Work to complete -> Each entry below should be written out exactly as it is, with no pictures.

= Beginning of Section =

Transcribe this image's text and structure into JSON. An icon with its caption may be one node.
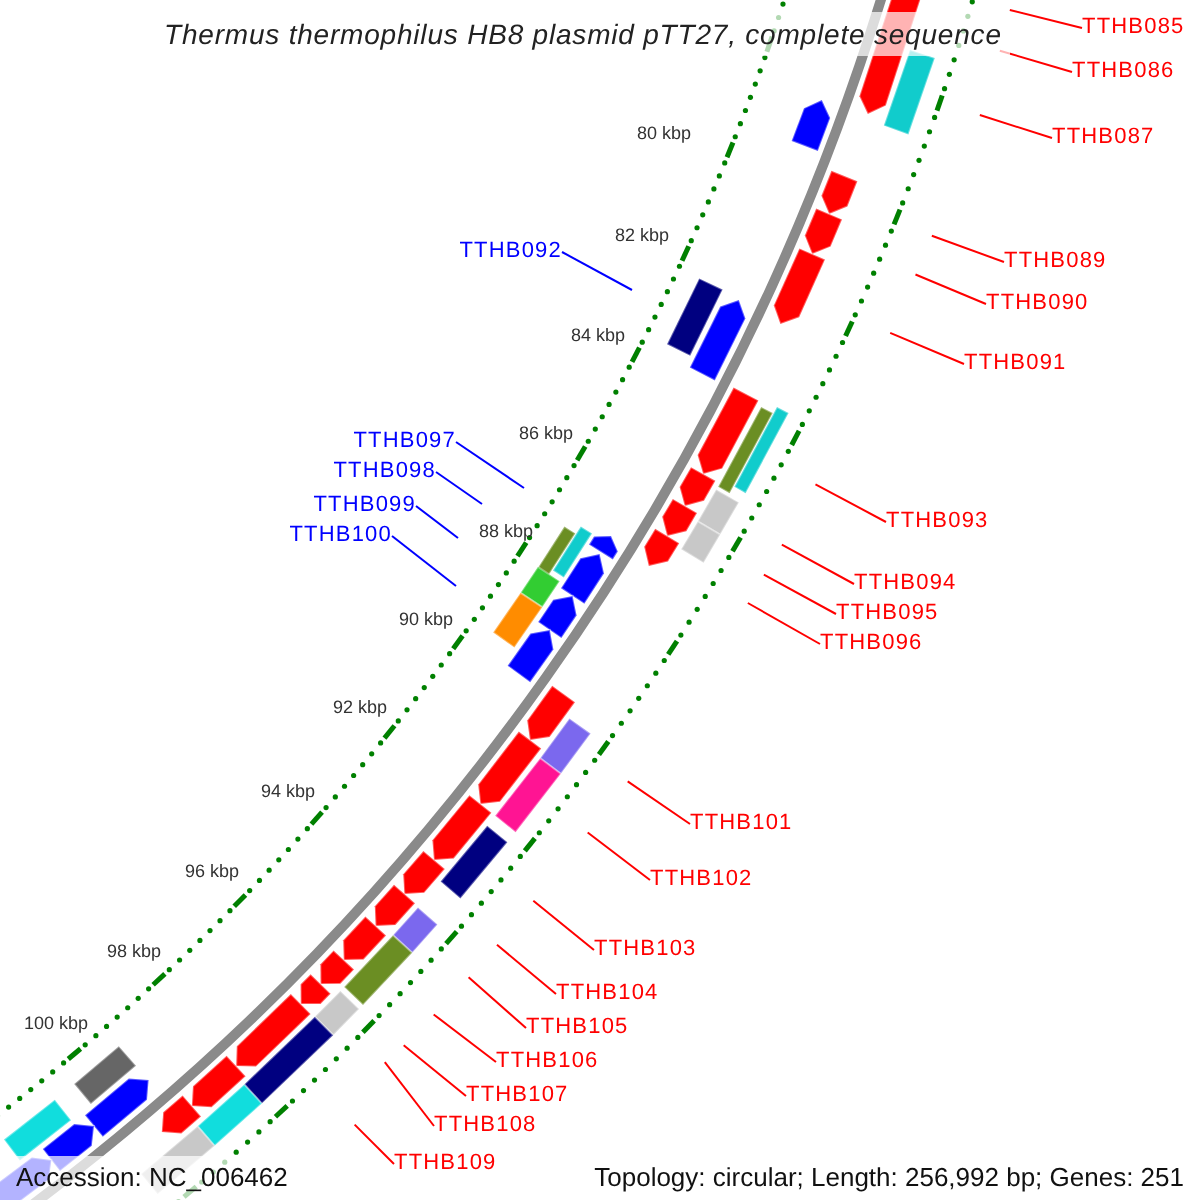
{
  "diagram": {
    "title": "Thermus thermophilus HB8 plasmid pTT27, complete sequence",
    "nodes": [
      {
        "text": [
          "TTHB085"
        ]
      },
      {
        "text": [
          "TTHB086"
        ]
      },
      {
        "text": [
          "TTHB087"
        ]
      },
      {
        "text": [
          "TTHB092"
        ]
      },
      {
        "text": [
          "TTHB089"
        ]
      },
      {
        "text": [
          "TTHB090"
        ]
      },
      {
        "text": [
          "TTHB091"
        ]
      },
      {
        "text": [
          "TTHB097"
        ]
      },
      {
        "text": [
          "TTHB098"
        ]
      },
      {
        "text": [
          "TTHB099"
        ]
      },
      {
        "text": [
          "TTHB093"
        ]
      },
      {
        "text": [
          "TTHB100"
        ]
      },
      {
        "text": [
          "TTHB094"
        ]
      },
      {
        "text": [
          "TTHB095"
        ]
      },
      {
        "text": [
          "TTHB096"
        ]
      },
      {
        "text": [
          "TTHB101"
        ]
      },
      {
        "text": [
          "TTHB102"
        ]
      },
      {
        "text": [
          "TTHB103"
        ]
      },
      {
        "text": [
          "TTHB104"
        ]
      },
      {
        "text": [
          "TTHB105"
        ]
      },
      {
        "text": [
          "TTHB106"
        ]
      },
      {
        "text": [
          "TTHB107"
        ]
      },
      {
        "text": [
          "TTHB108"
        ]
      },
      {
        "text": [
          "TTHB109"
        ]
      }
    ],
    "edges": [
      {
        "from": 0,
        "to": null,
        "arrow": "none"
      },
      {
        "from": 1,
        "to": null,
        "arrow": "none"
      },
      {
        "from": 2,
        "to": null,
        "arrow": "none"
      },
      {
        "from": 3,
        "to": null,
        "arrow": "none",
        "color": "#0000ff"
      },
      {
        "from": 4,
        "to": null,
        "arrow": "none"
      },
      {
        "from": 5,
        "to": null,
        "arrow": "none"
      },
      {
        "from": 6,
        "to": null,
        "arrow": "none"
      },
      {
        "from": 7,
        "to": null,
        "arrow": "none",
        "color": "#0000ff"
      },
      {
        "from": 8,
        "to": null,
        "arrow": "none",
        "color": "#0000ff"
      },
      {
        "from": 9,
        "to": null,
        "arrow": "none",
        "color": "#0000ff"
      },
      {
        "from": 10,
        "to": null,
        "arrow": "none"
      },
      {
        "from": 11,
        "to": null,
        "arrow": "none",
        "color": "#0000ff"
      },
      {
        "from": 12,
        "to": null,
        "arrow": "none"
      },
      {
        "from": 13,
        "to": null,
        "arrow": "none"
      },
      {
        "from": 14,
        "to": null,
        "arrow": "none"
      },
      {
        "from": 15,
        "to": null,
        "arrow": "none"
      },
      {
        "from": 16,
        "to": null,
        "arrow": "none"
      },
      {
        "from": 17,
        "to": null,
        "arrow": "none"
      },
      {
        "from": 18,
        "to": null,
        "arrow": "none"
      },
      {
        "from": 19,
        "to": null,
        "arrow": "none"
      },
      {
        "from": 20,
        "to": null,
        "arrow": "none"
      },
      {
        "from": 21,
        "to": null,
        "arrow": "none"
      },
      {
        "from": 22,
        "to": null,
        "arrow": "none"
      },
      {
        "from": 23,
        "to": null,
        "arrow": "none"
      }
    ],
    "labels": [
      "80 kbp",
      "82 kbp",
      "84 kbp",
      "86 kbp",
      "88 kbp",
      "90 kbp",
      "92 kbp",
      "94 kbp",
      "96 kbp",
      "98 kbp",
      "100 kbp",
      "Accession: NC_006462",
      "Topology: circular; Length: 256,992 bp; Genes: 251"
    ]
  }
}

= End of Section =

Solution ->
Transcribe this image's text and structure into JSON. An icon with its caption may be one node.
{
  "diagram": {
    "title": "Thermus thermophilus HB8 plasmid pTT27, complete sequence",
    "nodes": [
      {
        "text": [
          "TTHB085"
        ]
      },
      {
        "text": [
          "TTHB086"
        ]
      },
      {
        "text": [
          "TTHB087"
        ]
      },
      {
        "text": [
          "TTHB092"
        ]
      },
      {
        "text": [
          "TTHB089"
        ]
      },
      {
        "text": [
          "TTHB090"
        ]
      },
      {
        "text": [
          "TTHB091"
        ]
      },
      {
        "text": [
          "TTHB097"
        ]
      },
      {
        "text": [
          "TTHB098"
        ]
      },
      {
        "text": [
          "TTHB099"
        ]
      },
      {
        "text": [
          "TTHB093"
        ]
      },
      {
        "text": [
          "TTHB100"
        ]
      },
      {
        "text": [
          "TTHB094"
        ]
      },
      {
        "text": [
          "TTHB095"
        ]
      },
      {
        "text": [
          "TTHB096"
        ]
      },
      {
        "text": [
          "TTHB101"
        ]
      },
      {
        "text": [
          "TTHB102"
        ]
      },
      {
        "text": [
          "TTHB103"
        ]
      },
      {
        "text": [
          "TTHB104"
        ]
      },
      {
        "text": [
          "TTHB105"
        ]
      },
      {
        "text": [
          "TTHB106"
        ]
      },
      {
        "text": [
          "TTHB107"
        ]
      },
      {
        "text": [
          "TTHB108"
        ]
      },
      {
        "text": [
          "TTHB109"
        ]
      }
    ],
    "edges": [
      {
        "from": 0,
        "to": null,
        "arrow": "none"
      },
      {
        "from": 1,
        "to": null,
        "arrow": "none"
      },
      {
        "from": 2,
        "to": null,
        "arrow": "none"
      },
      {
        "from": 3,
        "to": null,
        "arrow": "none",
        "color": "#0000ff"
      },
      {
        "from": 4,
        "to": null,
        "arrow": "none"
      },
      {
        "from": 5,
        "to": null,
        "arrow": "none"
      },
      {
        "from": 6,
        "to": null,
        "arrow": "none"
      },
      {
        "from": 7,
        "to": null,
        "arrow": "none",
        "color": "#0000ff"
      },
      {
        "from": 8,
        "to": null,
        "arrow": "none",
        "color": "#0000ff"
      },
      {
        "from": 9,
        "to": null,
        "arrow": "none",
        "color": "#0000ff"
      },
      {
        "from": 10,
        "to": null,
        "arrow": "none"
      },
      {
        "from": 11,
        "to": null,
        "arrow": "none",
        "color": "#0000ff"
      },
      {
        "from": 12,
        "to": null,
        "arrow": "none"
      },
      {
        "from": 13,
        "to": null,
        "arrow": "none"
      },
      {
        "from": 14,
        "to": null,
        "arrow": "none"
      },
      {
        "from": 15,
        "to": null,
        "arrow": "none"
      },
      {
        "from": 16,
        "to": null,
        "arrow": "none"
      },
      {
        "from": 17,
        "to": null,
        "arrow": "none"
      },
      {
        "from": 18,
        "to": null,
        "arrow": "none"
      },
      {
        "from": 19,
        "to": null,
        "arrow": "none"
      },
      {
        "from": 20,
        "to": null,
        "arrow": "none"
      },
      {
        "from": 21,
        "to": null,
        "arrow": "none"
      },
      {
        "from": 22,
        "to": null,
        "arrow": "none"
      },
      {
        "from": 23,
        "to": null,
        "arrow": "none"
      }
    ],
    "labels": [
      "80 kbp",
      "82 kbp",
      "84 kbp",
      "86 kbp",
      "88 kbp",
      "90 kbp",
      "92 kbp",
      "94 kbp",
      "96 kbp",
      "98 kbp",
      "100 kbp",
      "Accession: NC_006462",
      "Topology: circular; Length: 256,992 bp; Genes: 251"
    ]
  }
}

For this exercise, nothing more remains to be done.